- [ACTIVITY]: Write down every entry below once more, exactly.

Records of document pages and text
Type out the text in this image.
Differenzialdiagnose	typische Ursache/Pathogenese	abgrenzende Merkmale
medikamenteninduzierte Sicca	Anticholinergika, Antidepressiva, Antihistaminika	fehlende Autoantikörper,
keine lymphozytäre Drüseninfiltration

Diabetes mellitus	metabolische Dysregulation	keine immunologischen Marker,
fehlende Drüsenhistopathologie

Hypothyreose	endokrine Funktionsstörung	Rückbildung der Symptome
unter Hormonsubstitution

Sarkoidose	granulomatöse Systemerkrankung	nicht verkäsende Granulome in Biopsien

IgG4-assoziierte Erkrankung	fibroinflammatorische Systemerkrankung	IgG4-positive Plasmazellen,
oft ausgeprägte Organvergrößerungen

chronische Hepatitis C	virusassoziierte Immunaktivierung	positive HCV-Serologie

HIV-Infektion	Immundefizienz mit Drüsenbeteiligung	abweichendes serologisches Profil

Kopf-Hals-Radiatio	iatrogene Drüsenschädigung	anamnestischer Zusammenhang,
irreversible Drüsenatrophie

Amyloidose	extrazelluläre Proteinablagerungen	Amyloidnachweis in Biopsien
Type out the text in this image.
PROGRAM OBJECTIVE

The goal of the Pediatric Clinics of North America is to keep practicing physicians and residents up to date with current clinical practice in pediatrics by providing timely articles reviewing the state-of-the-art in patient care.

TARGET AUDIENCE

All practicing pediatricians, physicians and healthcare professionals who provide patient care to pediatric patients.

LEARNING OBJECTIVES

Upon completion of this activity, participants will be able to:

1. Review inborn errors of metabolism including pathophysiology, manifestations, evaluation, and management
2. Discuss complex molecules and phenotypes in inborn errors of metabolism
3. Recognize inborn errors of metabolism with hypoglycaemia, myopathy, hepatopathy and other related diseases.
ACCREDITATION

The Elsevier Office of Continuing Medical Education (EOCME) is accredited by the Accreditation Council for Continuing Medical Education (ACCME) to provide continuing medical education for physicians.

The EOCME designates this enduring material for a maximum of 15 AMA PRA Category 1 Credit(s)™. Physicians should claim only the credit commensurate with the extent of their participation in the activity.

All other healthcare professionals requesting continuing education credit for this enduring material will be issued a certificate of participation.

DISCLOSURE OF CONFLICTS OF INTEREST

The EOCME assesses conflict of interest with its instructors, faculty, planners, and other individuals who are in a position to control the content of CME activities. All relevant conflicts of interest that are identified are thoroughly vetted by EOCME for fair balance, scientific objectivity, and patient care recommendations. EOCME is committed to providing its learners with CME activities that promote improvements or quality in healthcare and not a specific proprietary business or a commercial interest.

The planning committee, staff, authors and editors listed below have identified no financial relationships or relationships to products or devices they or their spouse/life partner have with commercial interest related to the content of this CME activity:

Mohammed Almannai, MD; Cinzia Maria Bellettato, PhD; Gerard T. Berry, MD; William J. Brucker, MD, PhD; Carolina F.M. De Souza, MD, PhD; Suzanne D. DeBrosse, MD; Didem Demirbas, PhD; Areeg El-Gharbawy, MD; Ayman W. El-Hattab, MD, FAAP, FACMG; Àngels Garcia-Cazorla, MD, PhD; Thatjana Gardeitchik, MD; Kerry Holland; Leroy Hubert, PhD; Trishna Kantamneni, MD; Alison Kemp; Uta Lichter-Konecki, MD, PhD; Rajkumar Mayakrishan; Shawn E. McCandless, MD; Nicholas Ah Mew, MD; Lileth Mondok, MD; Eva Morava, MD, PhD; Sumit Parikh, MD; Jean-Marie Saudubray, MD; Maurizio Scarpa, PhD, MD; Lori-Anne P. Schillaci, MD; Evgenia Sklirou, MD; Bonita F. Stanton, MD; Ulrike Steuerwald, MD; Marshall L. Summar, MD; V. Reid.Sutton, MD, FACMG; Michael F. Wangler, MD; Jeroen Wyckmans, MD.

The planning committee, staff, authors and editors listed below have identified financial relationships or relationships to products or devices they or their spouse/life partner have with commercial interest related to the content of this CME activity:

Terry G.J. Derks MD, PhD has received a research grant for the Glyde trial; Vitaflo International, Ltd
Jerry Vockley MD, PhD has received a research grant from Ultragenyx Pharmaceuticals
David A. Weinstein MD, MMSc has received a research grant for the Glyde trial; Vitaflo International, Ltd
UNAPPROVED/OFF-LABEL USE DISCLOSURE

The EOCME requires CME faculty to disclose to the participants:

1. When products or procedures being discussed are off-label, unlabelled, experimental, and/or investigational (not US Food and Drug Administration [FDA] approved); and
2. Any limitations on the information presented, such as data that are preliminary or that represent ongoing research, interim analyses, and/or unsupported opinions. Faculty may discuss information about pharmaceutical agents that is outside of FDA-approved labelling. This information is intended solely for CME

- [WRITTEN REPLY]:
Type out the text in this image.
Differenzialdiagnose	typische Ursache/Pathogenese	abgrenzende Merkmale
medikamenteninduzierte Sicca	Anticholinergika, Antidepressiva, Antihistaminika	fehlende Autoantikörper,
keine lymphozytäre Drüseninfiltration

Diabetes mellitus	metabolische Dysregulation	keine immunologischen Marker,
fehlende Drüsenhistopathologie

Hypothyreose	endokrine Funktionsstörung	Rückbildung der Symptome
unter Hormonsubstitution

Sarkoidose	granulomatöse Systemerkrankung	nicht verkäsende Granulome in Biopsien

IgG4-assoziierte Erkrankung	fibroinflammatorische Systemerkrankung	IgG4-positive Plasmazellen,
oft ausgeprägte Organvergrößerungen

chronische Hepatitis C	virusassoziierte Immunaktivierung	positive HCV-Serologie

HIV-Infektion	Immundefizienz mit Drüsenbeteiligung	abweichendes serologisches Profil

Kopf-Hals-Radiatio	iatrogene Drüsenschädigung	anamnestischer Zusammenhang,
irreversible Drüsenatrophie

Amyloidose	extrazelluläre Proteinablagerungen	Amyloidnachweis in Biopsien
Type out the text in this image.
PROGRAM OBJECTIVE

The goal of the Pediatric Clinics of North America is to keep practicing physicians and residents up to date with current clinical practice in pediatrics by providing timely articles reviewing the state-of-the-art in patient care.

TARGET AUDIENCE

All practicing pediatricians, physicians and healthcare professionals who provide patient care to pediatric patients.

LEARNING OBJECTIVES

Upon completion of this activity, participants will be able to:

1. Review inborn errors of metabolism including pathophysiology, manifestations, evaluation, and management
2. Discuss complex molecules and phenotypes in inborn errors of metabolism
3. Recognize inborn errors of metabolism with hypoglycaemia, myopathy, hepatopathy and other related diseases.
ACCREDITATION

The Elsevier Office of Continuing Medical Education (EOCME) is accredited by the Accreditation Council for Continuing Medical Education (ACCME) to provide continuing medical education for physicians.

The EOCME designates this enduring material for a maximum of 15 AMA PRA Category 1 Credit(s)™. Physicians should claim only the credit commensurate with the extent of their participation in the activity.

All other healthcare professionals requesting continuing education credit for this enduring material will be issued a certificate of participation.

DISCLOSURE OF CONFLICTS OF INTEREST

The EOCME assesses conflict of interest with its instructors, faculty, planners, and other individuals who are in a position to control the content of CME activities. All relevant conflicts of interest that are identified are thoroughly vetted by EOCME for fair balance, scientific objectivity, and patient care recommendations. EOCME is committed to providing its learners with CME activities that promote improvements or quality in healthcare and not a specific proprietary business or a commercial interest.

The planning committee, staff, authors and editors listed below have identified no financial relationships or relationships to products or devices they or their spouse/life partner have with commercial interest related to the content of this CME activity:

Mohammed Almannai, MD; Cinzia Maria Bellettato, PhD; Gerard T. Berry, MD; William J. Brucker, MD, PhD; Carolina F.M. De Souza, MD, PhD; Suzanne D. DeBrosse, MD; Didem Demirbas, PhD; Areeg El-Gharbawy, MD; Ayman W. El-Hattab, MD, FAAP, FACMG; Àngels Garcia-Cazorla, MD, PhD; Thatjana Gardeitchik, MD; Kerry Holland; Leroy Hubert, PhD; Trishna Kantamneni, MD; Alison Kemp; Uta Lichter-Konecki, MD, PhD; Rajkumar Mayakrishan; Shawn E. McCandless, MD; Nicholas Ah Mew, MD; Lileth Mondok, MD; Eva Morava, MD, PhD; Sumit Parikh, MD; Jean-Marie Saudubray, MD; Maurizio Scarpa, PhD, MD; Lori-Anne P. Schillaci, MD; Evgenia Sklirou, MD; Bonita F. Stanton, MD; Ulrike Steuerwald, MD; Marshall L. Summar, MD; V. Reid.Sutton, MD, FACMG; Michael F. Wangler, MD; Jeroen Wyckmans, MD.

The planning committee, staff, authors and editors listed below have identified financial relationships or relationships to products or devices they or their spouse/life partner have with commercial interest related to the content of this CME activity:

Terry G.J. Derks MD, PhD has received a research grant for the Glyde trial; Vitaflo International, Ltd
Jerry Vockley MD, PhD has received a research grant from Ultragenyx Pharmaceuticals
David A. Weinstein MD, MMSc has received a research grant for the Glyde trial; Vitaflo International, Ltd
UNAPPROVED/OFF-LABEL USE DISCLOSURE

The EOCME requires CME faculty to disclose to the participants:

1. When products or procedures being discussed are off-label, unlabelled, experimental, and/or investigational (not US Food and Drug Administration [FDA] approved); and
2. Any limitations on the information presented, such as data that are preliminary or that represent ongoing research, interim analyses, and/or unsupported opinions. Faculty may discuss information about pharmaceutical agents that is outside of FDA-approved labelling. This information is intended solely for CME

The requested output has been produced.